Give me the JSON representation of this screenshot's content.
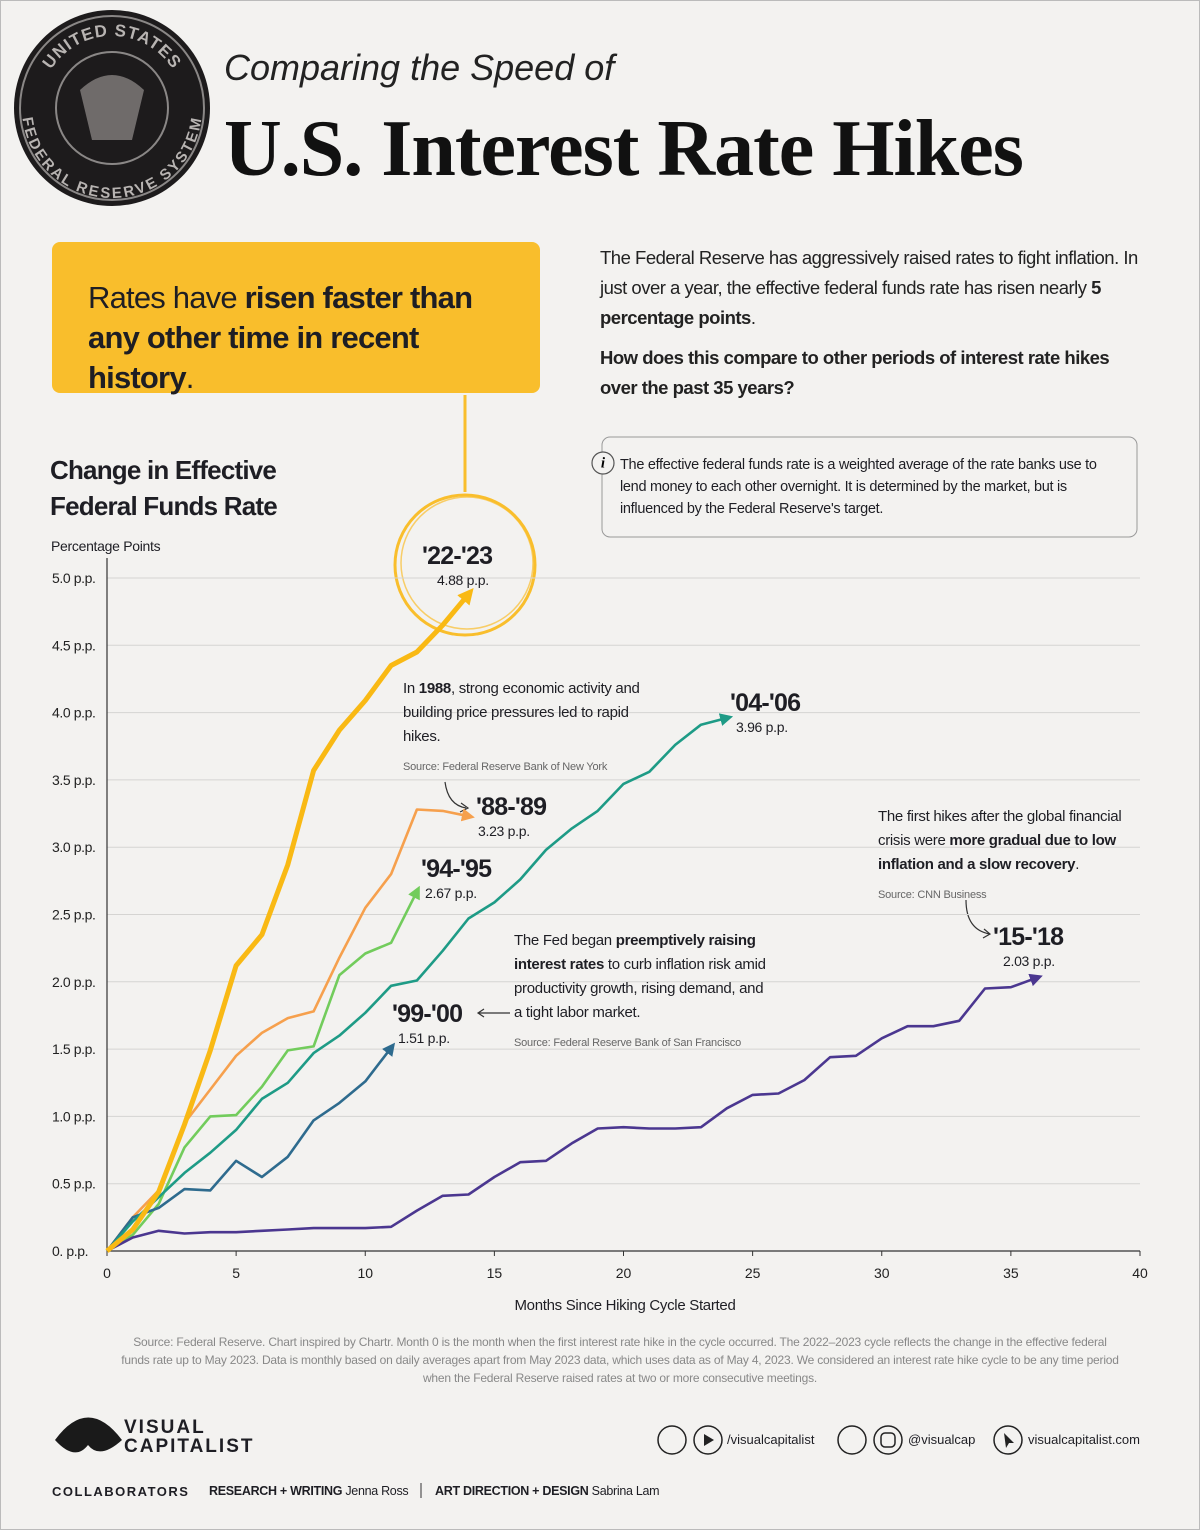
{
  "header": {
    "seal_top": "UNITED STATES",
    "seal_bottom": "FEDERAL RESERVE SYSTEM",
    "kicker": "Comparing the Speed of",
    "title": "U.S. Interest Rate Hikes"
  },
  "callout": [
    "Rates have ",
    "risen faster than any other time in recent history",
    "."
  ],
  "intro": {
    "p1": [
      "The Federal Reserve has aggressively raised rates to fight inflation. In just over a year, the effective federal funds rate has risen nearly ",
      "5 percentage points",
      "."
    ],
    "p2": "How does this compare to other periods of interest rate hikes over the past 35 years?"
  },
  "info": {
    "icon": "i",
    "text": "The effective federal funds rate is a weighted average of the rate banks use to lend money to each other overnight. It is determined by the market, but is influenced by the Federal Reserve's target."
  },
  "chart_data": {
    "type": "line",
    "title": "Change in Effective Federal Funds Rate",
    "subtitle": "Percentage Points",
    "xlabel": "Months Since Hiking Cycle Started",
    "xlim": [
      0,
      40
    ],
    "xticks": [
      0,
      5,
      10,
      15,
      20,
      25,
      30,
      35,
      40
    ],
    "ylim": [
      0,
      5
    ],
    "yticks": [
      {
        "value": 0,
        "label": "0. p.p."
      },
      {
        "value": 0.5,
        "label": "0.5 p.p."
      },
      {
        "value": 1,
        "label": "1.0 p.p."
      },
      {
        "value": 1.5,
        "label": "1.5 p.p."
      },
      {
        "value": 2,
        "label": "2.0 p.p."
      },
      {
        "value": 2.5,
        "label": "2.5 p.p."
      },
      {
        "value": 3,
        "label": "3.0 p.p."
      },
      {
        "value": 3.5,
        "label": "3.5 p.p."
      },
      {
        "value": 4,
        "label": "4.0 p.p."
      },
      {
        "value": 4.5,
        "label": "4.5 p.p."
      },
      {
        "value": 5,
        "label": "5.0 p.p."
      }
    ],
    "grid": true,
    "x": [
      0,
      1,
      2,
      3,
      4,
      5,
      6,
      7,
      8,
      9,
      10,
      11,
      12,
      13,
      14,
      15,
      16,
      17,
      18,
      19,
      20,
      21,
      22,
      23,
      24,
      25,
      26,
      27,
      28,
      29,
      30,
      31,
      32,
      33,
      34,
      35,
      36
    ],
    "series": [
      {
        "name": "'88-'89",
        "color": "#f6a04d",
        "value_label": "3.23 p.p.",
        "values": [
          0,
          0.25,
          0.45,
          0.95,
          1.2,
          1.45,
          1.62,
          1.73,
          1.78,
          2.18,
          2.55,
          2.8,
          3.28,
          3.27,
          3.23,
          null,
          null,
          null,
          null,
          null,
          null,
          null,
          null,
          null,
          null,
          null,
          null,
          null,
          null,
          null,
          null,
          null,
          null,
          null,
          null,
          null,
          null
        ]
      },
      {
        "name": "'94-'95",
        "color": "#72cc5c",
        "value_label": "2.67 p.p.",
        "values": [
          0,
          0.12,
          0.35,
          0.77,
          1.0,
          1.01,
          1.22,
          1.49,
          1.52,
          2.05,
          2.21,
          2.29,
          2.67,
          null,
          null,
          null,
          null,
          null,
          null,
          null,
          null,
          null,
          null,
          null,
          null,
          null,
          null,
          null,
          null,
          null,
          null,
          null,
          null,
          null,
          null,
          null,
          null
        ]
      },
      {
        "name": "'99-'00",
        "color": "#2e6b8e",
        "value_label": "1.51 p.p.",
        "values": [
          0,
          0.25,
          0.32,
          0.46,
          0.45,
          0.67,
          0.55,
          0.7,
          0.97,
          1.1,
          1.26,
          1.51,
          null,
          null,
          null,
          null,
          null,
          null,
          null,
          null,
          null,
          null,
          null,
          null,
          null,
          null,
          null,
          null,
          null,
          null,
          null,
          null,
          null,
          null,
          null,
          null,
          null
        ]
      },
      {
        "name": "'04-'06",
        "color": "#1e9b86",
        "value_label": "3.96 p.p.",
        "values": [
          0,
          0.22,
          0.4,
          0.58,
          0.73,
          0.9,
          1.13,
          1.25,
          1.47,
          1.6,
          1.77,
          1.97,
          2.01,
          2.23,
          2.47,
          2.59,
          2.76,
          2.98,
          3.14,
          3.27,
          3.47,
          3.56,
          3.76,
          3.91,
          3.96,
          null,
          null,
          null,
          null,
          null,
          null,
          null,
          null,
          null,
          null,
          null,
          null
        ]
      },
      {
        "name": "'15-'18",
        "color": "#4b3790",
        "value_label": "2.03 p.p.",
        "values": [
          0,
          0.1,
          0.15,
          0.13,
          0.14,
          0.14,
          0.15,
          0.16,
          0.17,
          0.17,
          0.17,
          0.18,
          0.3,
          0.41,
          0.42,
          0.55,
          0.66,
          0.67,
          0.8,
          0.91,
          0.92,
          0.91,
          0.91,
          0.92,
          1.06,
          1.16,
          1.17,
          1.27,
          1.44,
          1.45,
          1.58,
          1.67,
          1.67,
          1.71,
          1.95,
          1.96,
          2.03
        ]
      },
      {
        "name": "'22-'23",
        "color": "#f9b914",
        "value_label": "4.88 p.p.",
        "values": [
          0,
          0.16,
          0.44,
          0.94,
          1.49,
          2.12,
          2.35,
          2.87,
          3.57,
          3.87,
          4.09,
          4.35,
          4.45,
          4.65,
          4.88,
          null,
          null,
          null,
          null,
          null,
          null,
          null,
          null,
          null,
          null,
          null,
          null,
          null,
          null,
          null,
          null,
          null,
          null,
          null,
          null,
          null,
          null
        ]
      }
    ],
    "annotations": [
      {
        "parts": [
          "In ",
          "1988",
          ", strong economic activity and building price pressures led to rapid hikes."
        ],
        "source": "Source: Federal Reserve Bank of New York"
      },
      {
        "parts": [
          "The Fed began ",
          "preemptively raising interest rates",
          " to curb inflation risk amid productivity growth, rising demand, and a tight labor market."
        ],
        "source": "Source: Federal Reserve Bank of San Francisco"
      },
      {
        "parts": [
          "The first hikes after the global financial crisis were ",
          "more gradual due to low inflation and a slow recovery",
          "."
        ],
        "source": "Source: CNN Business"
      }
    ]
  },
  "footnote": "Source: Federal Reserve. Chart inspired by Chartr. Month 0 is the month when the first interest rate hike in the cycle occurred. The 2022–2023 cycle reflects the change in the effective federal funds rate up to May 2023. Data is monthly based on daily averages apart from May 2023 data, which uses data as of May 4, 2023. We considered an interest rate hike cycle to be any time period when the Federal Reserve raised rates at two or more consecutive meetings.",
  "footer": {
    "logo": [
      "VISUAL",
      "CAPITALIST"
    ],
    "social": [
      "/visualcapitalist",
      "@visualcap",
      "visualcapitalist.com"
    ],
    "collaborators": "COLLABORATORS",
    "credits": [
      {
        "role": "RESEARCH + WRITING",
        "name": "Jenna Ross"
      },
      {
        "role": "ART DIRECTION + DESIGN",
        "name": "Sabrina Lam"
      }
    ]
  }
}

******************************

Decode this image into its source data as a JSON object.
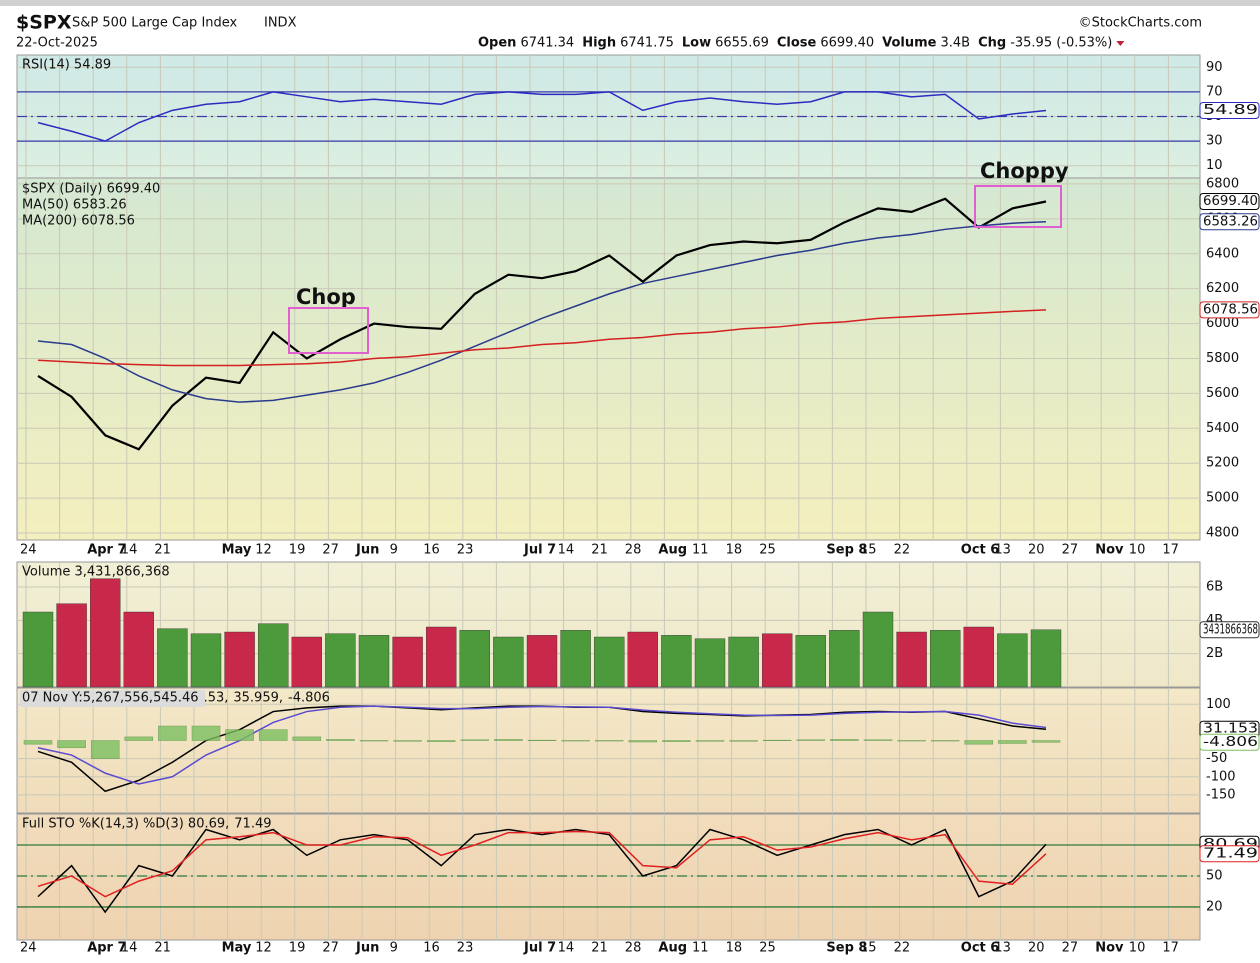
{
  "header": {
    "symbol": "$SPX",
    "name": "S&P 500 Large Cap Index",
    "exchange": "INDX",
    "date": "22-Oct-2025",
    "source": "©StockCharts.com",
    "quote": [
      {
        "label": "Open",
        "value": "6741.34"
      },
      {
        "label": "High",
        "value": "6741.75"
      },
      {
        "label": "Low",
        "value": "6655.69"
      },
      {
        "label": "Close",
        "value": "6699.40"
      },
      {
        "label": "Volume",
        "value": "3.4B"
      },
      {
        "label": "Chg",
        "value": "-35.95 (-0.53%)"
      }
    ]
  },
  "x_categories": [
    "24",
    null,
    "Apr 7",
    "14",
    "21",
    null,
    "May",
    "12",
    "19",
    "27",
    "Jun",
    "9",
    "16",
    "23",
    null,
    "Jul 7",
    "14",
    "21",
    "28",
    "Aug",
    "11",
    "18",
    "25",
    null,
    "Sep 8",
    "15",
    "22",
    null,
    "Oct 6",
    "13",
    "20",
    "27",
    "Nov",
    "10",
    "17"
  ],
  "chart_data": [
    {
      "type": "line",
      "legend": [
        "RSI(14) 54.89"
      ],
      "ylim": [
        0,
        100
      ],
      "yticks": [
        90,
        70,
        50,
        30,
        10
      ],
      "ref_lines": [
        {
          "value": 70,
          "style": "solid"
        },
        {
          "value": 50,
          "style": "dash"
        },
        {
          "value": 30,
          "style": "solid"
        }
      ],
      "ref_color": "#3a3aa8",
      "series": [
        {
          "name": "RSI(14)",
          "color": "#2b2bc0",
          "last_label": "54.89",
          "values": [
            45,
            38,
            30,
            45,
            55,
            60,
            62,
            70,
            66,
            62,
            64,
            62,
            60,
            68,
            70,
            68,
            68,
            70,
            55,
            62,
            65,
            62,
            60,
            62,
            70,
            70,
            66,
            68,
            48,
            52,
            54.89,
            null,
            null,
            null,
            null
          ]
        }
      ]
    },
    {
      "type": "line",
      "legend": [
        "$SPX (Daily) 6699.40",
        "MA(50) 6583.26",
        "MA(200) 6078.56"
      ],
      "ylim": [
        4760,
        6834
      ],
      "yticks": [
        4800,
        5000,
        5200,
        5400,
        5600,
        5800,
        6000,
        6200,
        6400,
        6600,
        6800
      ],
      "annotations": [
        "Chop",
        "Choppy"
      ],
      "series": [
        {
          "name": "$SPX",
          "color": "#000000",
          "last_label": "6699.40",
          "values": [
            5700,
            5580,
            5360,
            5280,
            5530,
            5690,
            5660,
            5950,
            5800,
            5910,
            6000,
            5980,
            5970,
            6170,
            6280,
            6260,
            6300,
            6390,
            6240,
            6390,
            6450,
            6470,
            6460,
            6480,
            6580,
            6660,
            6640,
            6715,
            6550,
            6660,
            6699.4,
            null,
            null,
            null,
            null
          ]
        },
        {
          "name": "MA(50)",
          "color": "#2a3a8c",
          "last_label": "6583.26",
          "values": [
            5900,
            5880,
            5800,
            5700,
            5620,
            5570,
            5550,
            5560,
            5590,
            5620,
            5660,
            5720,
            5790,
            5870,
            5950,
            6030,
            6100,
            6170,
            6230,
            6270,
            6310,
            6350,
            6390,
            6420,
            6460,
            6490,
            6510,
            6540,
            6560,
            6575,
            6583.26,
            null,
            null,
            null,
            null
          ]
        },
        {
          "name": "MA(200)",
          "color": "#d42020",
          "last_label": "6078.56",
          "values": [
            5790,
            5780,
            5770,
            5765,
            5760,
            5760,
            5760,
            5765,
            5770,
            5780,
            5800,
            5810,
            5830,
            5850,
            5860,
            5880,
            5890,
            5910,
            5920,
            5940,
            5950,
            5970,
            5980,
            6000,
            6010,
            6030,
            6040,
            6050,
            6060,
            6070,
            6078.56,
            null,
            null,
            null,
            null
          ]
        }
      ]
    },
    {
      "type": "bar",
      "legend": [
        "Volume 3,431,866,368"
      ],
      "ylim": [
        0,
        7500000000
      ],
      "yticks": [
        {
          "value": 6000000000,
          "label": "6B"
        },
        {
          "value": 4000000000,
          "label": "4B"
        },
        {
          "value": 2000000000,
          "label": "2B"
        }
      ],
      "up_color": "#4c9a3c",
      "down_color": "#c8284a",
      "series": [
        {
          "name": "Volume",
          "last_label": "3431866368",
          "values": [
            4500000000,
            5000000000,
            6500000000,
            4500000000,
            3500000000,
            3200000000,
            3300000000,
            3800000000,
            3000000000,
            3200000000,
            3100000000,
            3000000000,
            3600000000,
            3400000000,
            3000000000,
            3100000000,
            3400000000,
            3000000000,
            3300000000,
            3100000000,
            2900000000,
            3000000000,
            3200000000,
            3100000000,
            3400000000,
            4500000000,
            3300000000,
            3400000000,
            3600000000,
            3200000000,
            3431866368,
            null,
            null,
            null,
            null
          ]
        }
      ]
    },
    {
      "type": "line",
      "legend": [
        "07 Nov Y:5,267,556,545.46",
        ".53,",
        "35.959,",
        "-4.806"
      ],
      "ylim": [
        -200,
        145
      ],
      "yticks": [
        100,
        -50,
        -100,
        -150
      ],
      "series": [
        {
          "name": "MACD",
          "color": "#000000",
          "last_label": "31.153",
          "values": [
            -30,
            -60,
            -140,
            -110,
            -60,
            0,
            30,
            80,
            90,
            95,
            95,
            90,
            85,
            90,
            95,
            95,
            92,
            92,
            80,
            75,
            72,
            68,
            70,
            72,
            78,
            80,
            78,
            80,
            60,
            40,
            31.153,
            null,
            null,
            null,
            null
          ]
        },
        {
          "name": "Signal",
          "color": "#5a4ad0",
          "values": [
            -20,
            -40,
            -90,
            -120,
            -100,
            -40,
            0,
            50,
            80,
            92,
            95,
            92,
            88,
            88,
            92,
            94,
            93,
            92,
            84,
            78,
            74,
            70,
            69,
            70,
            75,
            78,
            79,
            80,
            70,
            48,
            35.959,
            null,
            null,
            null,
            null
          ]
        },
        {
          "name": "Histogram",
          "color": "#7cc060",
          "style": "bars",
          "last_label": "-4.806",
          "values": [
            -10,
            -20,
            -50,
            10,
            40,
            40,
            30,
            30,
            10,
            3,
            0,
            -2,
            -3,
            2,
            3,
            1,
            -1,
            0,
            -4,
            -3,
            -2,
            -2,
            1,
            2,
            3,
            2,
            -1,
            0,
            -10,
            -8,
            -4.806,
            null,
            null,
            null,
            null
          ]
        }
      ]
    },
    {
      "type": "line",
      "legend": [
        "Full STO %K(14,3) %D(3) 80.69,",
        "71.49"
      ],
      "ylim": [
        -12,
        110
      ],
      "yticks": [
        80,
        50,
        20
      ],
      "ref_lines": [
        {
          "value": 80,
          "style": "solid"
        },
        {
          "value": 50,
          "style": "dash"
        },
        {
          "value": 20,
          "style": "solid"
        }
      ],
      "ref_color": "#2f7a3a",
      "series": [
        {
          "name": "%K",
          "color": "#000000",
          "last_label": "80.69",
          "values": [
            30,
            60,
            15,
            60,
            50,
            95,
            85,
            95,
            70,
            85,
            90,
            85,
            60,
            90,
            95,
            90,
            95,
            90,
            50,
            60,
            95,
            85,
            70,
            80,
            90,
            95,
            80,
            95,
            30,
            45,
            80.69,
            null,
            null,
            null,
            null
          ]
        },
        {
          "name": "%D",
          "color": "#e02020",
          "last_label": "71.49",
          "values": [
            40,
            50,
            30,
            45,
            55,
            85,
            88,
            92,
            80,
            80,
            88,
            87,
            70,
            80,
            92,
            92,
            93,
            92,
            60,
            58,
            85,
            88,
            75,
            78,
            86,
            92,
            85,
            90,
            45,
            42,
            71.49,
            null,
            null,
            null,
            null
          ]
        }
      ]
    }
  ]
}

******************************

**OBJECTIVE:**
Reproduce every line from the entries that holds the word "market".

**WRITTEN RESPONSE:**
    "text": "The effective federal funds rate is a weighted average of the rate banks use to lend money to each other overnight. It is determined by the market, but is influenced by the Federal Reserve's target."
          " to curb inflation risk amid productivity growth, rising demand, and a tight labor market."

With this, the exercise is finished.